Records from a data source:
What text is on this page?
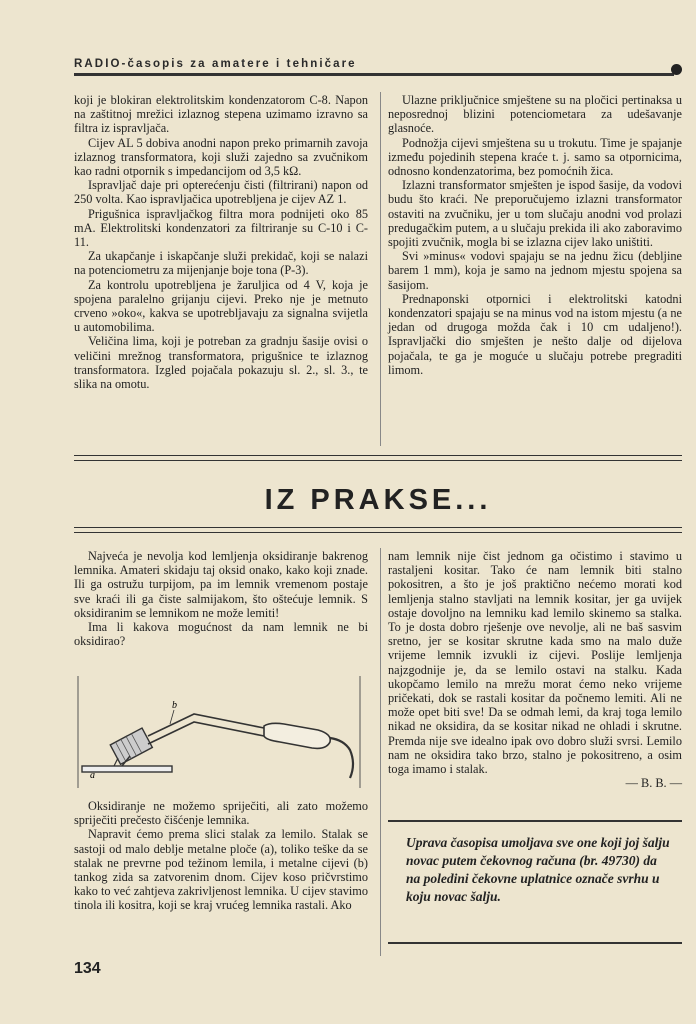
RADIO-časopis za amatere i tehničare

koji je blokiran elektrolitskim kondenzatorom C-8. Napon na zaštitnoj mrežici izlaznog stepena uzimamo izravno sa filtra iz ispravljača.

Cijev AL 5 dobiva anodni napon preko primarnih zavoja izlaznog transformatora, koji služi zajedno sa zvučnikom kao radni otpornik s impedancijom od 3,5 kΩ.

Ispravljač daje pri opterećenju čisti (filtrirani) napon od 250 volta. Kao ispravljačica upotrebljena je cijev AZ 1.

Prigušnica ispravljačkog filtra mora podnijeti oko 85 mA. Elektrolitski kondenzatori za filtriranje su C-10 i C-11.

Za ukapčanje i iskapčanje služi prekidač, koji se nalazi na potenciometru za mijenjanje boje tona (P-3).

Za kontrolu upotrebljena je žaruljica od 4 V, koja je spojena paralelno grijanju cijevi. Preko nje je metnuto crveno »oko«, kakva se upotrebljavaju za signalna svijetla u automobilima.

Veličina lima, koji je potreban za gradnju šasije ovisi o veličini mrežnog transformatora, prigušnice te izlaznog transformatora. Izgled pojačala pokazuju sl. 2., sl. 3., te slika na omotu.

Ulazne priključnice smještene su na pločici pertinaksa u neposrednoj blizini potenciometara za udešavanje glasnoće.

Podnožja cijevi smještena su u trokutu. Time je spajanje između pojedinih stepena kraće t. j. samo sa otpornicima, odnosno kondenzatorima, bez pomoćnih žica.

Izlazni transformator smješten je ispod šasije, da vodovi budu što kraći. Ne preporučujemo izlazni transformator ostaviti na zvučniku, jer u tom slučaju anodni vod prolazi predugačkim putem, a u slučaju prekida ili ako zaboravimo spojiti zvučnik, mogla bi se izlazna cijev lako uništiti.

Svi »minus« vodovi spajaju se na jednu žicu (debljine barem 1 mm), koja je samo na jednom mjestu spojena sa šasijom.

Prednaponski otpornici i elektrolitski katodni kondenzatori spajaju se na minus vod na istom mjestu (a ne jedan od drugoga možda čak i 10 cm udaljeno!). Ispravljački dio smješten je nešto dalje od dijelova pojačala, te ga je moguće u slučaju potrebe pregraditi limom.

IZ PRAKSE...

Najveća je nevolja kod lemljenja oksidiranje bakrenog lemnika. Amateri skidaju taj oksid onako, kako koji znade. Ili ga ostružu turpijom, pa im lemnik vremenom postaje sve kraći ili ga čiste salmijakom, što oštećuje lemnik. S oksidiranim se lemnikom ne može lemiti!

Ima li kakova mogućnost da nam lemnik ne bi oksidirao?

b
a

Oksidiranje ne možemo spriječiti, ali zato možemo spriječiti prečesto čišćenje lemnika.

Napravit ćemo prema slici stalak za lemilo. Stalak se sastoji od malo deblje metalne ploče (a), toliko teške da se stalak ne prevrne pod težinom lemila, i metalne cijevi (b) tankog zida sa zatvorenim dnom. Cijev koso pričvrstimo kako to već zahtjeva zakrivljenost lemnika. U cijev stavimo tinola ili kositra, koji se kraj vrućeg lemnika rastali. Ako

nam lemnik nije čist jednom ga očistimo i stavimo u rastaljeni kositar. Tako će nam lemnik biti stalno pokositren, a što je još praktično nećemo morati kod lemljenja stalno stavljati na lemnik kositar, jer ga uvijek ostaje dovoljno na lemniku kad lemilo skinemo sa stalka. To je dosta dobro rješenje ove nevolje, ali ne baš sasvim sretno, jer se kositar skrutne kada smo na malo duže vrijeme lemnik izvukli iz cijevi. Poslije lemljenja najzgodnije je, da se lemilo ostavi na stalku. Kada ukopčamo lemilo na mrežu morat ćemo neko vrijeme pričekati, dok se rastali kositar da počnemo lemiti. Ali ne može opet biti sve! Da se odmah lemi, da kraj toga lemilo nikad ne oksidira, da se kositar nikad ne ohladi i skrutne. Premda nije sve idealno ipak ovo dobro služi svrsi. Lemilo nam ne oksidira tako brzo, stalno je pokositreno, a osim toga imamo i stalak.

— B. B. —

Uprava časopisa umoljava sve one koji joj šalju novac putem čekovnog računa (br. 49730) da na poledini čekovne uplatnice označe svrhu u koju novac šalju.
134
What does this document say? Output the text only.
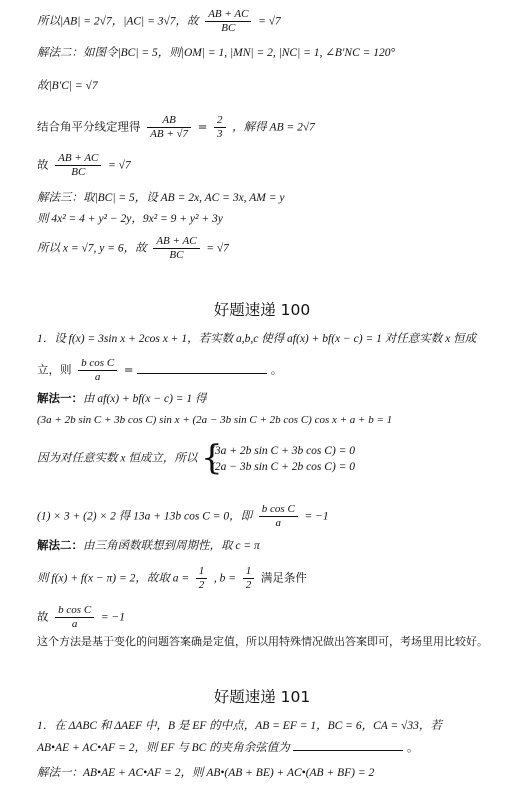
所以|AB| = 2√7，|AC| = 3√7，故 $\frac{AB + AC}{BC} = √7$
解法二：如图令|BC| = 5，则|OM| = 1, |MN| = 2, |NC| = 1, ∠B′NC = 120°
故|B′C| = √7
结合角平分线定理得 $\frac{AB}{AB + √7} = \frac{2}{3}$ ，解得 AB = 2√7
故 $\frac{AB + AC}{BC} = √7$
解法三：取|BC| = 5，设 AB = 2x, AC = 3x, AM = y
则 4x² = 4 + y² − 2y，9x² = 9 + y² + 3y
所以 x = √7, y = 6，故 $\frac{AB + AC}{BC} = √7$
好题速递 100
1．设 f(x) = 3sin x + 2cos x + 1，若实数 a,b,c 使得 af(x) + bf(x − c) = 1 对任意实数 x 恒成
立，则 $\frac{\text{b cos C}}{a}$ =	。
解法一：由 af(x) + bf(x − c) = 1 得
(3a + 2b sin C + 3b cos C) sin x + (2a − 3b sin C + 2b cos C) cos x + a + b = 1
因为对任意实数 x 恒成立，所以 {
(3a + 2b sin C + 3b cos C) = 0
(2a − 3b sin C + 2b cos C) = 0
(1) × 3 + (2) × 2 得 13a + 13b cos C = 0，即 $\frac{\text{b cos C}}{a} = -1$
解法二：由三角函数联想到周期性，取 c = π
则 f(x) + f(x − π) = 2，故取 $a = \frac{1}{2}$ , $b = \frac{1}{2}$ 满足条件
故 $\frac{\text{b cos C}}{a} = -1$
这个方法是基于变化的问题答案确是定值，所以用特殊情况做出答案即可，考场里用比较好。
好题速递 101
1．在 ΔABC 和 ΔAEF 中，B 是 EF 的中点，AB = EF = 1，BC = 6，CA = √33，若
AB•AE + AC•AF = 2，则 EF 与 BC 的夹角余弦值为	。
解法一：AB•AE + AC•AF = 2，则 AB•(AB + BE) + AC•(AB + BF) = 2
==
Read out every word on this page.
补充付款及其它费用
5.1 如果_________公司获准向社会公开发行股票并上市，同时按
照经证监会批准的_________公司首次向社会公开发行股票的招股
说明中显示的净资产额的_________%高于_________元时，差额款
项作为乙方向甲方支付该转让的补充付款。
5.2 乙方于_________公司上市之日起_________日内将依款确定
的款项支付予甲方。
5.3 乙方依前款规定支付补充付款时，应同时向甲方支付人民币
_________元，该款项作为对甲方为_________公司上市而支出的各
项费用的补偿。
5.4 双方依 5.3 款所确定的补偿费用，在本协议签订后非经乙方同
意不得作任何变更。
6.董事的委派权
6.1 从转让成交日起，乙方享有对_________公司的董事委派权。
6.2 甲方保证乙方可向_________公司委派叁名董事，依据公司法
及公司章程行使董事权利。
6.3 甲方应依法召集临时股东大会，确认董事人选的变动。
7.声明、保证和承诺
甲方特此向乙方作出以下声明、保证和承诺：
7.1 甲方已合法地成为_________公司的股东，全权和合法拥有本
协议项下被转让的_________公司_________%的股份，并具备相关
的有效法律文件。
...
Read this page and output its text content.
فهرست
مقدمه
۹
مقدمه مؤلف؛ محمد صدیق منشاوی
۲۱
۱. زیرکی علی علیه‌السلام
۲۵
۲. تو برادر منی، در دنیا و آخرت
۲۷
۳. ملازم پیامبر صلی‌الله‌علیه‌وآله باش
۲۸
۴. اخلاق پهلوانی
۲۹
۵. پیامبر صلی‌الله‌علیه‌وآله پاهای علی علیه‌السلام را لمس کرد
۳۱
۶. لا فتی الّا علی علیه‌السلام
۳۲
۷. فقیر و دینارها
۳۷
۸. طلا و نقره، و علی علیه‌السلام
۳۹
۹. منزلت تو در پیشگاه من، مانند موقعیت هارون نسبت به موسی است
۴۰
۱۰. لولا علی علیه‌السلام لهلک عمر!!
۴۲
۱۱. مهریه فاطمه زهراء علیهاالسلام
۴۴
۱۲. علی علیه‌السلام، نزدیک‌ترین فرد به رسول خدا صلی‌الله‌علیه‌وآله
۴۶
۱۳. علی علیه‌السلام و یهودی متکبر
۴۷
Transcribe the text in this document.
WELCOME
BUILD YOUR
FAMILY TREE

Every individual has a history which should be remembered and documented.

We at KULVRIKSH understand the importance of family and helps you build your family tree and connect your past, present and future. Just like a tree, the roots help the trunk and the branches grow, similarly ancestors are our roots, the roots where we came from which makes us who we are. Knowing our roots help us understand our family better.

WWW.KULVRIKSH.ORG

## WORK TO COMPLETE
Where a line above includes "služi", copy that line.

## CORRECT ANSWER
Cijev AL 5 dobiva anodni napon preko primarnih zavoja izlaznog transformatora, koji služi zajedno sa zvučnikom kao radni otpornik s impedancijom od 3,5 kΩ.
Za ukapčanje i iskapčanje služi prekidač, koji se nalazi na potenciometru za mijenjanje boje tona (P-3).
nam lemnik nije čist jednom ga očistimo i stavimo u rastaljeni kositar. Tako će nam lemnik biti stalno pokositren, a što je još praktično nećemo morati kod lemljenja stalno stavljati na lemnik kositar, jer ga uvijek ostaje dovoljno na lemniku kad lemilo skinemo sa stalka. To je dosta dobro rješenje ove nevolje, ali ne baš sasvim sretno, jer se kositar skrutne kada smo na malo duže vrijeme lemnik izvukli iz cijevi. Poslije lemljenja najzgodnije je, da se lemilo ostavi na stalku. Kada ukopčamo lemilo na mrežu morat ćemo neko vrijeme pričekati, dok se rastali kositar da počnemo lemiti. Ali ne može opet biti sve! Da se odmah lemi, da kraj toga lemilo nikad ne oksidira, da se kositar nikad ne ohladi i skrutne. Premda nije sve idealno ipak ovo dobro služi svrsi. Lemilo nam ne oksidira tako brzo, stalno je pokositreno, a osim toga imamo i stalak.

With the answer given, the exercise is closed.